[TASK INPUT]

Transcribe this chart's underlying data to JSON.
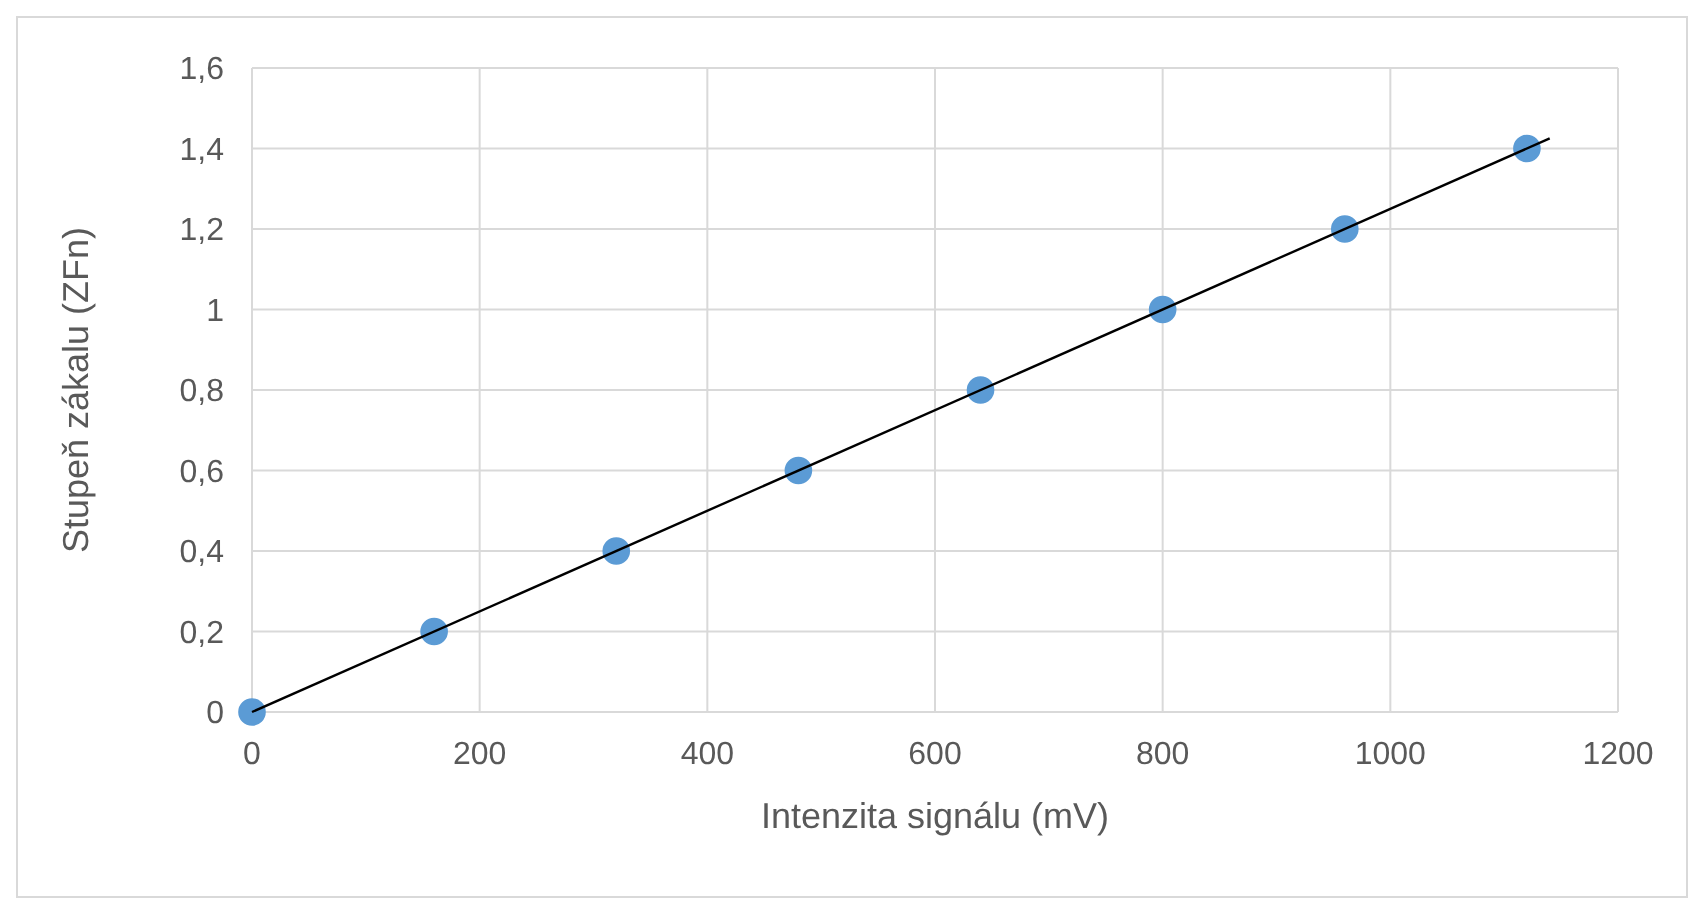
{
  "chart_data": {
    "type": "scatter",
    "xlabel": "Intenzita signálu (mV)",
    "ylabel": "Stupeň zákalu (ZFn)",
    "x": [
      0,
      160,
      320,
      480,
      640,
      800,
      960,
      1120
    ],
    "series": [
      {
        "color": "#5b9bd5",
        "marker": "circle",
        "values": [
          0,
          0.2,
          0.4,
          0.6,
          0.8,
          1,
          1.2,
          1.4
        ]
      },
      {
        "type": "line",
        "color": "#000000",
        "line_style": "solid",
        "x": [
          0,
          1140
        ],
        "values": [
          0,
          1.425
        ]
      }
    ],
    "xlim": [
      0,
      1200
    ],
    "xticks": [
      0,
      200,
      400,
      600,
      800,
      1000,
      1200
    ],
    "ylim": [
      0,
      1.6
    ],
    "yticks": [
      {
        "value": 0,
        "label": "0"
      },
      {
        "value": 0.2,
        "label": "0,2"
      },
      {
        "value": 0.4,
        "label": "0,4"
      },
      {
        "value": 0.6,
        "label": "0,6"
      },
      {
        "value": 0.8,
        "label": "0,8"
      },
      {
        "value": 1,
        "label": "1"
      },
      {
        "value": 1.2,
        "label": "1,2"
      },
      {
        "value": 1.4,
        "label": "1,4"
      },
      {
        "value": 1.6,
        "label": "1,6"
      }
    ],
    "grid": true
  }
}
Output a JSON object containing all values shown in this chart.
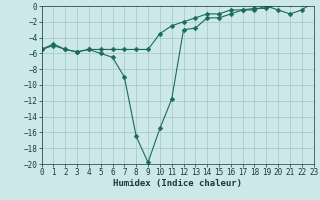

[WRITTEN REQUEST] Transcribe every record above exactly as written, leaving out any pictures.

[SOLVED PROBLEM]
Transcribe this chart's underlying data to JSON.
{
  "chart_data": {
    "type": "scatter",
    "xlabel": "Intenzita signálu (mV)",
    "ylabel": "Stupeň zákalu (ZFn)",
    "x": [
      0,
      160,
      320,
      480,
      640,
      800,
      960,
      1120
    ],
    "series": [
      {
        "color": "#5b9bd5",
        "marker": "circle",
        "values": [
          0,
          0.2,
          0.4,
          0.6,
          0.8,
          1,
          1.2,
          1.4
        ]
      },
      {
        "type": "line",
        "color": "#000000",
        "line_style": "solid",
        "x": [
          0,
          1140
        ],
        "values": [
          0,
          1.425
        ]
      }
    ],
    "xlim": [
      0,
      1200
    ],
    "xticks": [
      0,
      200,
      400,
      600,
      800,
      1000,
      1200
    ],
    "ylim": [
      0,
      1.6
    ],
    "yticks": [
      {
        "value": 0,
        "label": "0"
      },
      {
        "value": 0.2,
        "label": "0,2"
      },
      {
        "value": 0.4,
        "label": "0,4"
      },
      {
        "value": 0.6,
        "label": "0,6"
      },
      {
        "value": 0.8,
        "label": "0,8"
      },
      {
        "value": 1,
        "label": "1"
      },
      {
        "value": 1.2,
        "label": "1,2"
      },
      {
        "value": 1.4,
        "label": "1,4"
      },
      {
        "value": 1.6,
        "label": "1,6"
      }
    ],
    "grid": true
  }
}
Output a JSON object containing all values shown in this chart.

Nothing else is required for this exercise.